## REQUIREMENTS
Records follow. Copy every line with "面向未来推动互利共赢的纽带和桥梁".

----------

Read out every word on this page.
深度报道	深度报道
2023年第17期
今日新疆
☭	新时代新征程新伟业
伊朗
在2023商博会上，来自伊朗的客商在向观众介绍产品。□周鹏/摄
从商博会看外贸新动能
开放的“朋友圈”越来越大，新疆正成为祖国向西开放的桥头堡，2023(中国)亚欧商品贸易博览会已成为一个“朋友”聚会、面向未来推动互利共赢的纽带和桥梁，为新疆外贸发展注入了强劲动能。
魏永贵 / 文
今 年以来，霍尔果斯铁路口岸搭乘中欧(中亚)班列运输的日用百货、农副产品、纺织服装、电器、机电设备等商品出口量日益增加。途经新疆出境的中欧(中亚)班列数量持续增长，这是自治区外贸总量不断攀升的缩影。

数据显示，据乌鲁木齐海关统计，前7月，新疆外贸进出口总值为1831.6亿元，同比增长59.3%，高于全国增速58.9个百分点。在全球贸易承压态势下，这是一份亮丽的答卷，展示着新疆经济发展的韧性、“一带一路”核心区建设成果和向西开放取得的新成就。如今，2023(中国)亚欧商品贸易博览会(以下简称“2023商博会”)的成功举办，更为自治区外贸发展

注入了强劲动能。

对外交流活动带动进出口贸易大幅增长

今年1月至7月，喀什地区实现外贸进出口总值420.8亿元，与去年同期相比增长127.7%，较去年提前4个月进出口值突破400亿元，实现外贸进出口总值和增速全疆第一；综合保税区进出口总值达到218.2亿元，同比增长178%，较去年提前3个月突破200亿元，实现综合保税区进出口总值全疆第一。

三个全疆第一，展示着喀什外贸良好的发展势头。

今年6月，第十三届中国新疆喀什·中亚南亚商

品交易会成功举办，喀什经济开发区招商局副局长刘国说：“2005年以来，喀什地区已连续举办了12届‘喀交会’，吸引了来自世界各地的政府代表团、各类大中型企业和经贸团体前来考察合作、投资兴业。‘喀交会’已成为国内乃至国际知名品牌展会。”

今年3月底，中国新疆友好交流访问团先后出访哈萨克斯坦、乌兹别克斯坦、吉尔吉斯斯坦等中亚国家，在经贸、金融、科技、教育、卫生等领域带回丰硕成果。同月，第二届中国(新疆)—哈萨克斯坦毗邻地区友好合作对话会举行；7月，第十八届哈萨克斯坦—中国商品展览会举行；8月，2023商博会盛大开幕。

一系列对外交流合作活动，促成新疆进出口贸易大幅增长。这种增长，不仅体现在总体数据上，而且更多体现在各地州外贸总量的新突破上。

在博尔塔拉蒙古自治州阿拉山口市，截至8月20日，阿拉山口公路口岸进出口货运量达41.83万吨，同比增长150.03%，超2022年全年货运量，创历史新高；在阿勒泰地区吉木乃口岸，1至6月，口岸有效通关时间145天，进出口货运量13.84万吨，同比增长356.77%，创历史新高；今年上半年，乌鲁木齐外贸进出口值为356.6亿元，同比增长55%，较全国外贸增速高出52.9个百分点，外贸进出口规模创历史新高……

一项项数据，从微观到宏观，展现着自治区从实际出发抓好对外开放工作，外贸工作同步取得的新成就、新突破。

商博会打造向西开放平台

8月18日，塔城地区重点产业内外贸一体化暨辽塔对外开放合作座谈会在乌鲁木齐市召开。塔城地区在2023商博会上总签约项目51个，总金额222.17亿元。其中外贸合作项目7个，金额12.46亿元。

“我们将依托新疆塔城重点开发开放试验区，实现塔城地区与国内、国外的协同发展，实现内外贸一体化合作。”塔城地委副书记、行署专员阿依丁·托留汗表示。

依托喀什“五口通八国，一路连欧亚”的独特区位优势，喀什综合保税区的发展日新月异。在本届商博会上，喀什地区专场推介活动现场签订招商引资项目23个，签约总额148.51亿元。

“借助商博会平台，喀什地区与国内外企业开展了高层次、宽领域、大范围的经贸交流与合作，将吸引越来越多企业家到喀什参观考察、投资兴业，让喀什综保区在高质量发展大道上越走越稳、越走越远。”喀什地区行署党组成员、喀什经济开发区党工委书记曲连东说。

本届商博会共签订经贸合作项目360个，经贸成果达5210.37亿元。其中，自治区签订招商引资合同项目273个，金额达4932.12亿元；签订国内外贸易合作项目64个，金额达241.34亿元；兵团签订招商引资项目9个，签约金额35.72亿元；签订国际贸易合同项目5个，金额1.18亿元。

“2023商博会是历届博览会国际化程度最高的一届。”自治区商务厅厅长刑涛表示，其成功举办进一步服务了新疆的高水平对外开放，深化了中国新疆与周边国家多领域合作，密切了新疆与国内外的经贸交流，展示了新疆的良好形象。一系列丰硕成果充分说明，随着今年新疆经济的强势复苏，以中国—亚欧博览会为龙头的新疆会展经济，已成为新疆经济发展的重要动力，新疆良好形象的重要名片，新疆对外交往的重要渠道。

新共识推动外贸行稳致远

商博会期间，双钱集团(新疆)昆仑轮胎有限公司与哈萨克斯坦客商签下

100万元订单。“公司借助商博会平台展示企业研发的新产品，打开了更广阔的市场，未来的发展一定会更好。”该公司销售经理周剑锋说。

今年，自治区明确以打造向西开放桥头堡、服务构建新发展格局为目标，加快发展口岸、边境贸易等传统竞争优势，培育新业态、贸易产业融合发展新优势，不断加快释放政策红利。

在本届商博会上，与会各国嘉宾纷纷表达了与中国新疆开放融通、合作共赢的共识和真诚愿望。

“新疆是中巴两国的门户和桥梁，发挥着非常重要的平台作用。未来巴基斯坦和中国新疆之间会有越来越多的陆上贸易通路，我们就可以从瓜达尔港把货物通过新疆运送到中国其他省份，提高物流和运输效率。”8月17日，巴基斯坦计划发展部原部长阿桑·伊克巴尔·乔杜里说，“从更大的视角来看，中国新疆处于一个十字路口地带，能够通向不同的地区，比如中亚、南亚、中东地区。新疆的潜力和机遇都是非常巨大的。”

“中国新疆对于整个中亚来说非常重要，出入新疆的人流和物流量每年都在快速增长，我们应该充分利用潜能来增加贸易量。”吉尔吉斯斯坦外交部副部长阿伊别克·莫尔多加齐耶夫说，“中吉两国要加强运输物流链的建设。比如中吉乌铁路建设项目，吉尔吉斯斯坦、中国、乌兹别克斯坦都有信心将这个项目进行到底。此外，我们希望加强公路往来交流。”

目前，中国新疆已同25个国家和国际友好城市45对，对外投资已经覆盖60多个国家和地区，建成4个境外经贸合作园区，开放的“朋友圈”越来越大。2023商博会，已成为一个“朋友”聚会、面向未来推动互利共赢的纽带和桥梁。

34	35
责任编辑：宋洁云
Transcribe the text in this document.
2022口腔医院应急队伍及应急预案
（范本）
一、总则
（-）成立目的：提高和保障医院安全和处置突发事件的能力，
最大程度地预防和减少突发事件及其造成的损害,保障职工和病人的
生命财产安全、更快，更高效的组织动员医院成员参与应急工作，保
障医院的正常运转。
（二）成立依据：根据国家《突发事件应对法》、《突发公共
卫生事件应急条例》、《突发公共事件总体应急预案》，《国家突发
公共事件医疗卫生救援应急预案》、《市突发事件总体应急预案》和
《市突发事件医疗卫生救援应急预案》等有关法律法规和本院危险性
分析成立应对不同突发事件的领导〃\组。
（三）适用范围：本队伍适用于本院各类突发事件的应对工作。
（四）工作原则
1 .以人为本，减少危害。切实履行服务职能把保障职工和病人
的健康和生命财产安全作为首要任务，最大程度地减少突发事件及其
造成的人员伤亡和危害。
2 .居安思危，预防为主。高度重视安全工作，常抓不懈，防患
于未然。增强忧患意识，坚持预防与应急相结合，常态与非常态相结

----------

## COMPLETED EXERCISE
开放的“朋友圈”越来越大，新疆正成为祖国向西开放的桥头堡，2023(中国)亚欧商品贸易博览会已成为一个“朋友”聚会、面向未来推动互利共赢的纽带和桥梁，为新疆外贸发展注入了强劲动能。
目前，中国新疆已同25个国家和国际友好城市45对，对外投资已经覆盖60多个国家和地区，建成4个境外经贸合作园区，开放的“朋友圈”越来越大。2023商博会，已成为一个“朋友”聚会、面向未来推动互利共赢的纽带和桥梁。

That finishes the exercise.